▶ _What you should do_: Wherever the string "Other" appears, copy the whole line.

▶ _Listed records_:
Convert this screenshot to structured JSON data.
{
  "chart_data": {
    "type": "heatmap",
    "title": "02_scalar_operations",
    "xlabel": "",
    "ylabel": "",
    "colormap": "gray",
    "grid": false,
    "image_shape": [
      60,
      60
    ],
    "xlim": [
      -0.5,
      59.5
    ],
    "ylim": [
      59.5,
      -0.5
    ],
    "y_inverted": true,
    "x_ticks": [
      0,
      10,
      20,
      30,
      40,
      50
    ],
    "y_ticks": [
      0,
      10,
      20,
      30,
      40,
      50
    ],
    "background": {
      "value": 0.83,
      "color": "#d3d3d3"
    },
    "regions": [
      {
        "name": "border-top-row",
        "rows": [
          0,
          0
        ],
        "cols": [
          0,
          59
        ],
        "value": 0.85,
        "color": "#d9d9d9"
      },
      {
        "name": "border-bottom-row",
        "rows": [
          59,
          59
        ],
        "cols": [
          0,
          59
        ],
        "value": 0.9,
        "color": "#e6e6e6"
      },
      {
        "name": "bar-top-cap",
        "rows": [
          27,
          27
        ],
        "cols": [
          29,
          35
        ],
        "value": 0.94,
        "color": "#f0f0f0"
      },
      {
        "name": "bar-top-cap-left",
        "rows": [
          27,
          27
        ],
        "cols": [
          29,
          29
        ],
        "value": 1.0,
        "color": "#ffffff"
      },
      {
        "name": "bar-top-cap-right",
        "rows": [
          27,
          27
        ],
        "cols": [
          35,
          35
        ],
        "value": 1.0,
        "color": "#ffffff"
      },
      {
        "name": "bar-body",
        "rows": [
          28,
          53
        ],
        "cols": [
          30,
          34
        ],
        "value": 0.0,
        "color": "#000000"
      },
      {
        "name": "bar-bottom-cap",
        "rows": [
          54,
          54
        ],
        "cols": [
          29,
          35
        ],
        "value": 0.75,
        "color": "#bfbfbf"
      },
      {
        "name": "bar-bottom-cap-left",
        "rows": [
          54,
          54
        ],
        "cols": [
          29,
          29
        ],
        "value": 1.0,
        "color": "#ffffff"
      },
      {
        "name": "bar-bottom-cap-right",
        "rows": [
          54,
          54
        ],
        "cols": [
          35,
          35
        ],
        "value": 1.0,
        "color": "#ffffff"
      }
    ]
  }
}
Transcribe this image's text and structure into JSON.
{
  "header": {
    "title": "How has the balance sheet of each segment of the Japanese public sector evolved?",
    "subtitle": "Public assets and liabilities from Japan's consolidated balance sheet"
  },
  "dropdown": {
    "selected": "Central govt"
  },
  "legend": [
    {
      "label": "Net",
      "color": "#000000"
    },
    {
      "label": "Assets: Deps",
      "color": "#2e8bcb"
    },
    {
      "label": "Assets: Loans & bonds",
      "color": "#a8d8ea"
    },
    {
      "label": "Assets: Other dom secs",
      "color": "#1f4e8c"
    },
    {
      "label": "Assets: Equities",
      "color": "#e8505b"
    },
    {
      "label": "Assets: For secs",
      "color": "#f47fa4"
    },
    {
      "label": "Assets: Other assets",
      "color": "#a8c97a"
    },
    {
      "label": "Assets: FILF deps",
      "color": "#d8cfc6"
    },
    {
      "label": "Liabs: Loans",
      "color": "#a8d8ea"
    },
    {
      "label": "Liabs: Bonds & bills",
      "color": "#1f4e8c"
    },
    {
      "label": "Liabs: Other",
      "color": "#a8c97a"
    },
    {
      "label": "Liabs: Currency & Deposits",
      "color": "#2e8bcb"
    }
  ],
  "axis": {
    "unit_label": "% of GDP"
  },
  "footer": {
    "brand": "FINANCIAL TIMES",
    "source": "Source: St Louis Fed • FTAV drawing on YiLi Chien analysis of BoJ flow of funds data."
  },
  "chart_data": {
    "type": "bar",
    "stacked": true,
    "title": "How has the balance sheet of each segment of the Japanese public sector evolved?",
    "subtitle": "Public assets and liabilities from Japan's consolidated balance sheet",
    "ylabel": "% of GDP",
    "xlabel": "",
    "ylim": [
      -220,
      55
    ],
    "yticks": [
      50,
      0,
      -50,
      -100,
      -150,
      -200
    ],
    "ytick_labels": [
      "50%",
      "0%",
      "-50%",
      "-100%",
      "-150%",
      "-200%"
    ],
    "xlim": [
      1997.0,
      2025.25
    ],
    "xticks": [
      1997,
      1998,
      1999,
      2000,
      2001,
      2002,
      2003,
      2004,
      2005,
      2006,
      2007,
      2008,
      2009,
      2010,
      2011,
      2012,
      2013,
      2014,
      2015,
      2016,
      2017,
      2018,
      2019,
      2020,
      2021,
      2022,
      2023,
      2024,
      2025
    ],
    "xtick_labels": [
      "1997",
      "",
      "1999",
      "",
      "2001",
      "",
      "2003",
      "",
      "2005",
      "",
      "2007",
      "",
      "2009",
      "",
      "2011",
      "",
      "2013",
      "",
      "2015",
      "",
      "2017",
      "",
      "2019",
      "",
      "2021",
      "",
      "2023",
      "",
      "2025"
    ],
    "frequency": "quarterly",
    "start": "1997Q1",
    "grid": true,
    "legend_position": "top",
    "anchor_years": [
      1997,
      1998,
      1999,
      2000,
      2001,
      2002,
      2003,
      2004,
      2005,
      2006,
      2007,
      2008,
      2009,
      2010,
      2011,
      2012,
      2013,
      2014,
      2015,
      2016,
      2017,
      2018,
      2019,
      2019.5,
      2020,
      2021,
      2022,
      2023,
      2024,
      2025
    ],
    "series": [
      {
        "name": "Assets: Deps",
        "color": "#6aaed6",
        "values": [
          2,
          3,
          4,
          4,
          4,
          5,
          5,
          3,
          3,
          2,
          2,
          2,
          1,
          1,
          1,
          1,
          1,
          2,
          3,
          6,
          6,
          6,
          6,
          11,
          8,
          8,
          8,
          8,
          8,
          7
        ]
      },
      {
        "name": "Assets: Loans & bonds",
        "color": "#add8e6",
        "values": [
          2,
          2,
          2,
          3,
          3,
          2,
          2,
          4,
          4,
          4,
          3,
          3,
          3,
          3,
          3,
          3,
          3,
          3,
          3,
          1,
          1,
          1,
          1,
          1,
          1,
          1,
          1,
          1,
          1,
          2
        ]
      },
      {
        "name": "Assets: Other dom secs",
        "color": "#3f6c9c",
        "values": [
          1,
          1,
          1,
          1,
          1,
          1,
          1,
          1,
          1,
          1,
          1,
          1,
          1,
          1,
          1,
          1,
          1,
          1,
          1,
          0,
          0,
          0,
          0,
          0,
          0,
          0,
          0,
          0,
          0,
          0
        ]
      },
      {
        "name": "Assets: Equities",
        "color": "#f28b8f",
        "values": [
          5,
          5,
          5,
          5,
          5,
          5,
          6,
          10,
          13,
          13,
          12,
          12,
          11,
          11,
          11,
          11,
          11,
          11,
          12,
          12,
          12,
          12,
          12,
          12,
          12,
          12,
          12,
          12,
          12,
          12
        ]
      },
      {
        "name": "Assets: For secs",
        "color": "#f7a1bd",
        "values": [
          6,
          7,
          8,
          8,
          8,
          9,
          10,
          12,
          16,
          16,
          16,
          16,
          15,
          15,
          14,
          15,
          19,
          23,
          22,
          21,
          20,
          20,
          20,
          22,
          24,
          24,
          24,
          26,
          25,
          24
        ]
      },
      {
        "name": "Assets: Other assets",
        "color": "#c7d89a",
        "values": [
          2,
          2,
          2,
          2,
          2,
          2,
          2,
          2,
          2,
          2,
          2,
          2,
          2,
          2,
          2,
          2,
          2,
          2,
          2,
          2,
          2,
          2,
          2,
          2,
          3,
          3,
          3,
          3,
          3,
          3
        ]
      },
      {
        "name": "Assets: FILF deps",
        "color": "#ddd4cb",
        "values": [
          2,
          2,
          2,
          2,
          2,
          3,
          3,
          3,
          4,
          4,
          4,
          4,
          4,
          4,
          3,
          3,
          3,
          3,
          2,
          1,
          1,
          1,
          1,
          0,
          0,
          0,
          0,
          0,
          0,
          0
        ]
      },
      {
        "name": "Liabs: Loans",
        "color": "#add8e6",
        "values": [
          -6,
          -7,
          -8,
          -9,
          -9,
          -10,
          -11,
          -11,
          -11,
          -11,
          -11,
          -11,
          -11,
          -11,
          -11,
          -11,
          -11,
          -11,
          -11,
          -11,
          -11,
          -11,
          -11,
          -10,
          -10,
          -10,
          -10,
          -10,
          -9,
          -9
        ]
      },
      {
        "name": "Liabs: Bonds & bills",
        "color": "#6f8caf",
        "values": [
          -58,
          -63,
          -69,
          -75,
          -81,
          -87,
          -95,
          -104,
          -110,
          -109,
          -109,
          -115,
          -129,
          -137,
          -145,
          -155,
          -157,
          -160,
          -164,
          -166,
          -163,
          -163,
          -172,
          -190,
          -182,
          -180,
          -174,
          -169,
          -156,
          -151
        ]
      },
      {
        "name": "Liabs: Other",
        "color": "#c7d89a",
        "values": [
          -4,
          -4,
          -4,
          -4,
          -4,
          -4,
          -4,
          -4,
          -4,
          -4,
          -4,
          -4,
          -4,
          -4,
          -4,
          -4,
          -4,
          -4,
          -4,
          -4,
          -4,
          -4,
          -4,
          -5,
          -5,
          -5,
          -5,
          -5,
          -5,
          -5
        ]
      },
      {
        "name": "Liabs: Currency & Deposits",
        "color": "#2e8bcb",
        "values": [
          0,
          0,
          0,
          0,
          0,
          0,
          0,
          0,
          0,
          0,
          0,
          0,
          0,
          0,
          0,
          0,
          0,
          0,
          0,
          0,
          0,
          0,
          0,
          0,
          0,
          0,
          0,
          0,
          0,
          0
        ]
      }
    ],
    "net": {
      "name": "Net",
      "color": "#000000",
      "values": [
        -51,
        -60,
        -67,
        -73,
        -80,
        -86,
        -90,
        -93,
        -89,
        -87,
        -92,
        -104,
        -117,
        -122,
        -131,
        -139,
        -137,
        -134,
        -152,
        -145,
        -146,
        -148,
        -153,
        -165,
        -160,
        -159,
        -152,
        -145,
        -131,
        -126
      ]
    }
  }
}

▶ _Written response_:
      "label": "Assets: Other dom secs",
      "label": "Assets: Other assets",
      "label": "Liabs: Other",
        "name": "Assets: Other dom secs",
        "name": "Assets: Other assets",
        "name": "Liabs: Other",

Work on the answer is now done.